Short task
Within this material, how many lines have the string "сетями" in them? The answer is a number, with nothing added.

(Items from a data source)

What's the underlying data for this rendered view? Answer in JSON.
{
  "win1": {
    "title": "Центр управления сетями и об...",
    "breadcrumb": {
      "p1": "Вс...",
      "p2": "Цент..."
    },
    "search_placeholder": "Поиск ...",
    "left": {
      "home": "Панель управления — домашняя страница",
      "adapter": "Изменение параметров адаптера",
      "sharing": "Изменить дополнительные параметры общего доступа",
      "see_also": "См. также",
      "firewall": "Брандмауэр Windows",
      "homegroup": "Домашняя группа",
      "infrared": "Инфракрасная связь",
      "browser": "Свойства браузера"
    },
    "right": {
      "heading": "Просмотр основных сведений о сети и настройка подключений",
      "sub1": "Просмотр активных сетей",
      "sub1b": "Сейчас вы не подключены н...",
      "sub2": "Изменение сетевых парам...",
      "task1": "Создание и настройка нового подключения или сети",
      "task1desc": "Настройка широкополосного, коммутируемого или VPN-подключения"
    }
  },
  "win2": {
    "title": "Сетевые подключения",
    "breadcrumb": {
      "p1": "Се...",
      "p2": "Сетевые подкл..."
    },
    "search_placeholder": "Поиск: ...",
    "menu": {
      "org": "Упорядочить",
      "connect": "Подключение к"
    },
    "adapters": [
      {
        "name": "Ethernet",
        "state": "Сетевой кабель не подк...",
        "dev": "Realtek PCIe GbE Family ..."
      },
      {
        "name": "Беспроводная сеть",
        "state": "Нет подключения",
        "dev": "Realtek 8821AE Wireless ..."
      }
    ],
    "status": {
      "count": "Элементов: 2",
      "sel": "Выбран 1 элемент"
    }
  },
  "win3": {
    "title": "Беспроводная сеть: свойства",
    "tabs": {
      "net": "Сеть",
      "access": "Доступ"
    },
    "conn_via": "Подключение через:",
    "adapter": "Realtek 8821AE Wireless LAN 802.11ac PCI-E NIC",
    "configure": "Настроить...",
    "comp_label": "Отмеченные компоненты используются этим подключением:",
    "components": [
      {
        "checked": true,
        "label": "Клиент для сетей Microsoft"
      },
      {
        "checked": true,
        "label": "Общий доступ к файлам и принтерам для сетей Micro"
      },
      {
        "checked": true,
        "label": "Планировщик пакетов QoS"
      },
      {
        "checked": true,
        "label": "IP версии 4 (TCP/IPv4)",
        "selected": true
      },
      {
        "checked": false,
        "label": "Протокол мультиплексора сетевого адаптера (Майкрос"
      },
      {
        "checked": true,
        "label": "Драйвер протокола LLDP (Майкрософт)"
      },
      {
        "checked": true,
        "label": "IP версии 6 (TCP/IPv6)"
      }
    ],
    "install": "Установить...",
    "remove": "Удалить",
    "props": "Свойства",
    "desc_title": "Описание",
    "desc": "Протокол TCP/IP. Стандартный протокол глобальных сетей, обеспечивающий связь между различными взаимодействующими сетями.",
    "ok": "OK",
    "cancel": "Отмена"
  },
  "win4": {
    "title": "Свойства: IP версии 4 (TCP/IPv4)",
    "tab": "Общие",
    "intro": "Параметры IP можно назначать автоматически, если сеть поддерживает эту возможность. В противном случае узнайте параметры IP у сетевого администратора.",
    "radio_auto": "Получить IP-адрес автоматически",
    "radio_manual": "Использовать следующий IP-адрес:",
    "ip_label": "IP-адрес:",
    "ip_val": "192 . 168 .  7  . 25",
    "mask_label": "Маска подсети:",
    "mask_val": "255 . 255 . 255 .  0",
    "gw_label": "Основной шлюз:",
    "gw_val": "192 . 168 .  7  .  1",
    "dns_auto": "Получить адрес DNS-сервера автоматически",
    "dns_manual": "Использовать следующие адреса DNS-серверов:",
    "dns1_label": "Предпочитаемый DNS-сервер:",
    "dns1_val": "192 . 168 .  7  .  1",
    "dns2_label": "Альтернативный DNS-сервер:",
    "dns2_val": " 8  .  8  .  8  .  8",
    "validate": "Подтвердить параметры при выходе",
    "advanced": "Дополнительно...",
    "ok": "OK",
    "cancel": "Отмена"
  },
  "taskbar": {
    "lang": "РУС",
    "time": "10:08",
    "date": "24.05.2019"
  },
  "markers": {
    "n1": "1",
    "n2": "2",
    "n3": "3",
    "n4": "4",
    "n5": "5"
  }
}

--

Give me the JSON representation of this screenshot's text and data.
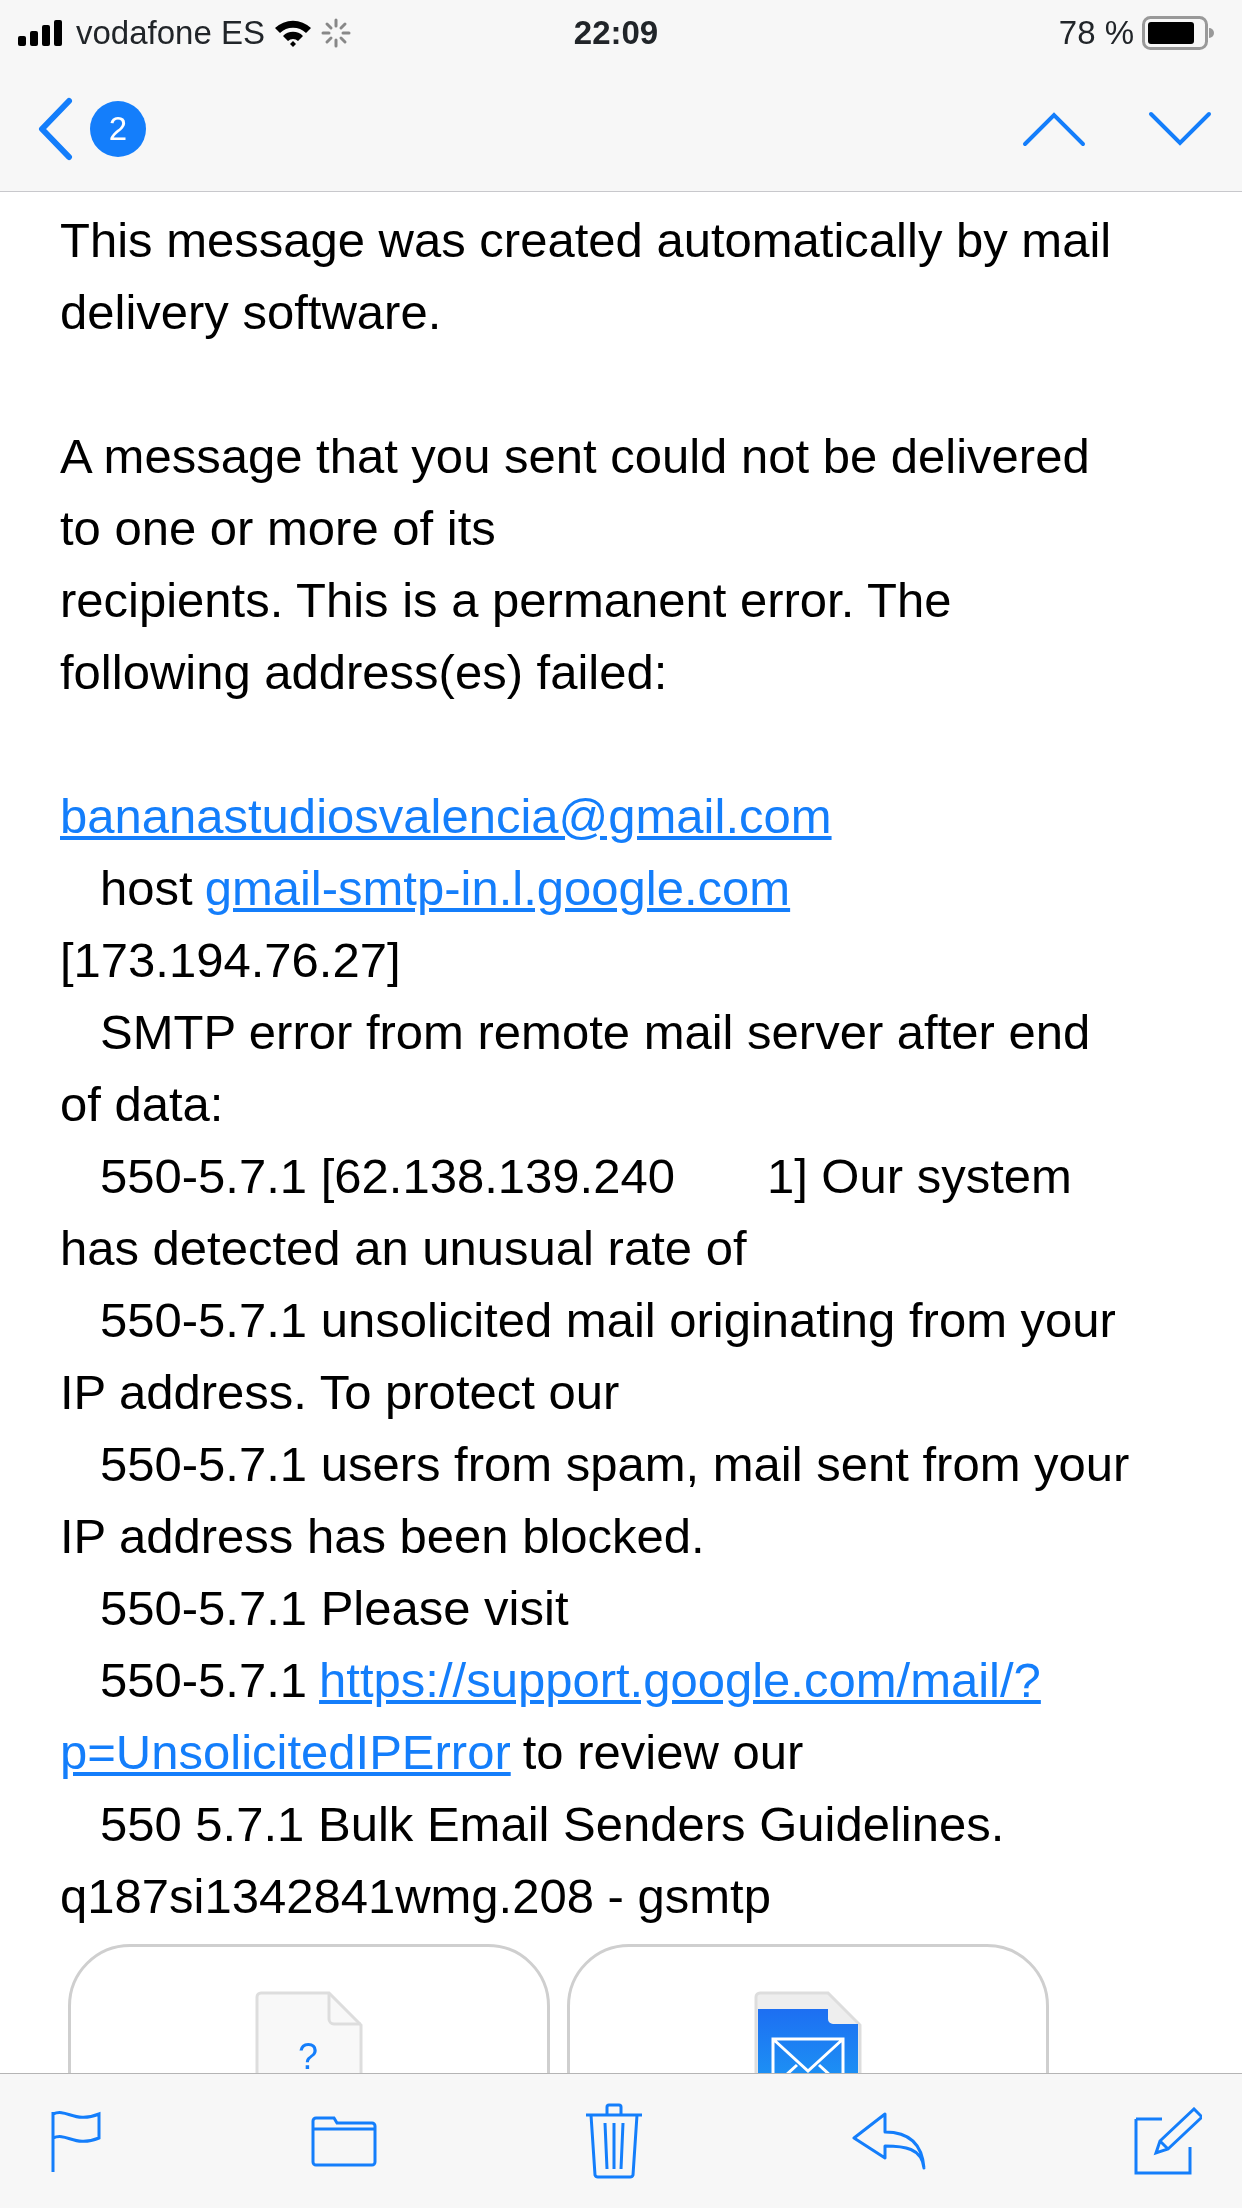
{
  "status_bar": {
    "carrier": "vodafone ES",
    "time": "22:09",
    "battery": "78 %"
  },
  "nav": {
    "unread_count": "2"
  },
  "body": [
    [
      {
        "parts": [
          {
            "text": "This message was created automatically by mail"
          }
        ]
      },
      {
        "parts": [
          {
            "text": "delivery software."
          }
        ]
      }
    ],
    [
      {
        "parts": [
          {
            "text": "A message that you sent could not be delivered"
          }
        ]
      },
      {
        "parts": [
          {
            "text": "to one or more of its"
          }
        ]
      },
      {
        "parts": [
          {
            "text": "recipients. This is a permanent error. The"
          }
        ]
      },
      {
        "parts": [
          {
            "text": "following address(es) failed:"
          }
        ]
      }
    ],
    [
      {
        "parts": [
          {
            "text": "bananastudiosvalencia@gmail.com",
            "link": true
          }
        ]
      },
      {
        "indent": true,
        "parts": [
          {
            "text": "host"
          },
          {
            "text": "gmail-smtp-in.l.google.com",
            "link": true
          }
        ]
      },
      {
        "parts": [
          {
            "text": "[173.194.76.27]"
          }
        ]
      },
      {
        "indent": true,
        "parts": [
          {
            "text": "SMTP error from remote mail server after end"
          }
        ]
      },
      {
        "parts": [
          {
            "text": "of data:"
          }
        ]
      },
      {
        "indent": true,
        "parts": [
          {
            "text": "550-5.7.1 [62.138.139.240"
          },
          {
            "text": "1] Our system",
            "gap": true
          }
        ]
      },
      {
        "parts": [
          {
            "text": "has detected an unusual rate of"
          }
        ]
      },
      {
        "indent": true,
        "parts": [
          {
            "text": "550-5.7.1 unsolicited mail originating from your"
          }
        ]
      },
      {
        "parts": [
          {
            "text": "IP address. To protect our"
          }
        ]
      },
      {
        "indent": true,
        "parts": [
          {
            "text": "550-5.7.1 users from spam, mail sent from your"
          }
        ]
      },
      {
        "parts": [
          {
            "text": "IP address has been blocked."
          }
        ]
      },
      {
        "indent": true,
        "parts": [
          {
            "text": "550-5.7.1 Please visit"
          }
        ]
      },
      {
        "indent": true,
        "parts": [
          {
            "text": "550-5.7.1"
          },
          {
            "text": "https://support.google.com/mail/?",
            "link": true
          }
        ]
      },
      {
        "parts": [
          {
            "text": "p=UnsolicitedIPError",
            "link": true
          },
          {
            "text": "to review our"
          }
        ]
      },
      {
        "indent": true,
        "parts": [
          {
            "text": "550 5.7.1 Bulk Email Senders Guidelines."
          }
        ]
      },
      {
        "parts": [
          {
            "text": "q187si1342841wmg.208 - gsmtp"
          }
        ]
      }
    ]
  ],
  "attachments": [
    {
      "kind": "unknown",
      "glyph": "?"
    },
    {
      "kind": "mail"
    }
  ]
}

Answer
2